---------- INVOER ----------

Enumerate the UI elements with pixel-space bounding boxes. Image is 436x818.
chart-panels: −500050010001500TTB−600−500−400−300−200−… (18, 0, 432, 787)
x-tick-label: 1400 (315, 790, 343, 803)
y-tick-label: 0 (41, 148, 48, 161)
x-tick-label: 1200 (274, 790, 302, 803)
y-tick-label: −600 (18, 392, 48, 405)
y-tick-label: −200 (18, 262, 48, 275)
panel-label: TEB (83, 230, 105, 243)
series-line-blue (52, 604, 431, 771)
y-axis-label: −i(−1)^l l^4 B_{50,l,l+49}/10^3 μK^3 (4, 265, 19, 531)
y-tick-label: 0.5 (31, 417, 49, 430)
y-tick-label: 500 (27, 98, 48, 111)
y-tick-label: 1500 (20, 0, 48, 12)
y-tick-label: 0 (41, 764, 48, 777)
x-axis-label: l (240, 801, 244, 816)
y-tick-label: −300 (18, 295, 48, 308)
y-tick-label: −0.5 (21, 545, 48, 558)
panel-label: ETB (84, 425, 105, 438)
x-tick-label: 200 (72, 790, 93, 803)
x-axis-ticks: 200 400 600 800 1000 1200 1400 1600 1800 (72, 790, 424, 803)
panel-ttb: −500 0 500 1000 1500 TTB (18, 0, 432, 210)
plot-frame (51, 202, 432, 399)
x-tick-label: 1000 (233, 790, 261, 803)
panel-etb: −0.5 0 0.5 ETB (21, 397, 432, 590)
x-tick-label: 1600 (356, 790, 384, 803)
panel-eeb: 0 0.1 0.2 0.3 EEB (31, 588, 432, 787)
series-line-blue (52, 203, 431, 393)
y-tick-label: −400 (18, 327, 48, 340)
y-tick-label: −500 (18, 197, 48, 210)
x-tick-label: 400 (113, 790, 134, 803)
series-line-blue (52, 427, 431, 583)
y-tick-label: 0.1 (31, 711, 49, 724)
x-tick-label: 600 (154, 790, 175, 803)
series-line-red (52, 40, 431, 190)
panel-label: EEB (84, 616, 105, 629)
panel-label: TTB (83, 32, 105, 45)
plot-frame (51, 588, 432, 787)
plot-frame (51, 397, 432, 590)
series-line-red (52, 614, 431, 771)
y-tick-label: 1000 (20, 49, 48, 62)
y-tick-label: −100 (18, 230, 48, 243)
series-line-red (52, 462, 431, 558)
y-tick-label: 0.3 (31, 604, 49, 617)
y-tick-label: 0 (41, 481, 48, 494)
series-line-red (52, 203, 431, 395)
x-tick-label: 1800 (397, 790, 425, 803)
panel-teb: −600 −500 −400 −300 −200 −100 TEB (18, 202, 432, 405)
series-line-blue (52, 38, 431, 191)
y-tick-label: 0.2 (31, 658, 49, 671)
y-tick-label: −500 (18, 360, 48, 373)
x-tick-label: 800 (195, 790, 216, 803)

----------

• _UIT TE VOEREN_
Geef alle regels hierboven letterlijk en ongewijzigd terug.

• _VOLLEDIGE UITWERKING_
Enumerate the UI elements with pixel-space bounding boxes. Image is 436x818.
chart-panels: −500050010001500TTB−600−500−400−300−200−… (18, 0, 432, 787)
x-tick-label: 1400 (315, 790, 343, 803)
y-tick-label: 0 (41, 148, 48, 161)
x-tick-label: 1200 (274, 790, 302, 803)
y-tick-label: −600 (18, 392, 48, 405)
y-tick-label: −200 (18, 262, 48, 275)
panel-label: TEB (83, 230, 105, 243)
series-line-blue (52, 604, 431, 771)
y-axis-label: −i(−1)^l l^4 B_{50,l,l+49}/10^3 μK^3 (4, 265, 19, 531)
y-tick-label: 0.5 (31, 417, 49, 430)
y-tick-label: 500 (27, 98, 48, 111)
y-tick-label: 1500 (20, 0, 48, 12)
y-tick-label: 0 (41, 764, 48, 777)
x-axis-label: l (240, 801, 244, 816)
y-tick-label: −300 (18, 295, 48, 308)
y-tick-label: −0.5 (21, 545, 48, 558)
panel-label: ETB (84, 425, 105, 438)
x-tick-label: 200 (72, 790, 93, 803)
x-axis-ticks: 200 400 600 800 1000 1200 1400 1600 1800 (72, 790, 424, 803)
panel-ttb: −500 0 500 1000 1500 TTB (18, 0, 432, 210)
plot-frame (51, 202, 432, 399)
x-tick-label: 1000 (233, 790, 261, 803)
panel-etb: −0.5 0 0.5 ETB (21, 397, 432, 590)
x-tick-label: 1600 (356, 790, 384, 803)
panel-eeb: 0 0.1 0.2 0.3 EEB (31, 588, 432, 787)
series-line-blue (52, 203, 431, 393)
y-tick-label: −400 (18, 327, 48, 340)
y-tick-label: −500 (18, 197, 48, 210)
x-tick-label: 400 (113, 790, 134, 803)
series-line-blue (52, 427, 431, 583)
y-tick-label: 0.1 (31, 711, 49, 724)
x-tick-label: 600 (154, 790, 175, 803)
series-line-red (52, 40, 431, 190)
panel-label: EEB (84, 616, 105, 629)
panel-label: TTB (83, 32, 105, 45)
plot-frame (51, 588, 432, 787)
plot-frame (51, 397, 432, 590)
series-line-red (52, 614, 431, 771)
y-tick-label: 1000 (20, 49, 48, 62)
y-tick-label: −100 (18, 230, 48, 243)
series-line-red (52, 462, 431, 558)
y-tick-label: 0.3 (31, 604, 49, 617)
y-tick-label: 0 (41, 481, 48, 494)
series-line-red (52, 203, 431, 395)
x-tick-label: 1800 (397, 790, 425, 803)
panel-teb: −600 −500 −400 −300 −200 −100 TEB (18, 202, 432, 405)
series-line-blue (52, 38, 431, 191)
y-tick-label: 0.2 (31, 658, 49, 671)
y-tick-label: −500 (18, 360, 48, 373)
x-tick-label: 800 (195, 790, 216, 803)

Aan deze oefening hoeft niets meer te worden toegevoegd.